-- Given entries start --

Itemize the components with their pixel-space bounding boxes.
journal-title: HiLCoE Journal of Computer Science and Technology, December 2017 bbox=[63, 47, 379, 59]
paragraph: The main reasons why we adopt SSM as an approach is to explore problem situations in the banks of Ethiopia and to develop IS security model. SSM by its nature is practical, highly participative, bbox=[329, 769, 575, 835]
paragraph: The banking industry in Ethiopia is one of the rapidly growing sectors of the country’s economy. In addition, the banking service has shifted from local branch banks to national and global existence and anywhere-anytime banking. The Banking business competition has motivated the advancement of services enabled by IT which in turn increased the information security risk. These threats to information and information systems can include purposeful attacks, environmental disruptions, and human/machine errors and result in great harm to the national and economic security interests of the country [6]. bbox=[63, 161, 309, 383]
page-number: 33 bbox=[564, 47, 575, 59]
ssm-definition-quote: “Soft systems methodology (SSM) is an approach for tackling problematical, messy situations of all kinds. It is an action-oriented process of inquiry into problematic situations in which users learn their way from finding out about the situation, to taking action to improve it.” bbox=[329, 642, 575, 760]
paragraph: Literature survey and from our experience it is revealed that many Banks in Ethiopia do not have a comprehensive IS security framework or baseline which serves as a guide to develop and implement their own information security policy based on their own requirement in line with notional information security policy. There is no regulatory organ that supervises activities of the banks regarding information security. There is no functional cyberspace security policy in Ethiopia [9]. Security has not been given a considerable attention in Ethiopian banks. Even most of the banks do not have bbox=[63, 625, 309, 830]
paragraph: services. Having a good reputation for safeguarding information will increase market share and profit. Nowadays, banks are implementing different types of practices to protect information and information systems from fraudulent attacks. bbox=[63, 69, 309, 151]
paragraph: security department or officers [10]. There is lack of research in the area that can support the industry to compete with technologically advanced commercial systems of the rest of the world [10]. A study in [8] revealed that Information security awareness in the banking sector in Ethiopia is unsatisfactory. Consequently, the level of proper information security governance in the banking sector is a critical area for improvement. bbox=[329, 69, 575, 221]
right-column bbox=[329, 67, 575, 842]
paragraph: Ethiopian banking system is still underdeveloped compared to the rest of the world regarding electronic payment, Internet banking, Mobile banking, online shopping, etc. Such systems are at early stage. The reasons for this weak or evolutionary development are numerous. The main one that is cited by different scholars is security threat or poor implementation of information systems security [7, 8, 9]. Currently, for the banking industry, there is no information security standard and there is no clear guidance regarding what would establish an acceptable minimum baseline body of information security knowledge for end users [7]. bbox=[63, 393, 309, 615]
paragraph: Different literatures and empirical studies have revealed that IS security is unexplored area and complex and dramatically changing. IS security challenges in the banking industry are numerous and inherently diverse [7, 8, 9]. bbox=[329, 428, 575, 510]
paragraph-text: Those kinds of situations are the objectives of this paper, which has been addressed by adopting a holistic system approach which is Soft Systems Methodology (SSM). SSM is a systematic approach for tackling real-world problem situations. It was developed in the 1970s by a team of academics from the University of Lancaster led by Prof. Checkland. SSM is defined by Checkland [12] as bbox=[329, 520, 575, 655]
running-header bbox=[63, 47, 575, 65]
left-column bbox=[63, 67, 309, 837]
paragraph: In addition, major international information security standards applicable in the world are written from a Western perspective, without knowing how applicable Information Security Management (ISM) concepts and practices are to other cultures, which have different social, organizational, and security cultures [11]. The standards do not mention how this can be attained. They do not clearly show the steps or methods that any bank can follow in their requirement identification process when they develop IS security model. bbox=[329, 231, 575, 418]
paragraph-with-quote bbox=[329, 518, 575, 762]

-- Given entries end --

Revise the stretch from the start of the records through the line containing "journal-title: HiLCoE Journal", putting "November 2017" in place of "December 2017" and keeping everything else the same. Give only those lines.

Itemize the components with their pixel-space bounding boxes.
journal-title: HiLCoE Journal of Computer Science and Technology, November 2017 bbox=[63, 47, 379, 59]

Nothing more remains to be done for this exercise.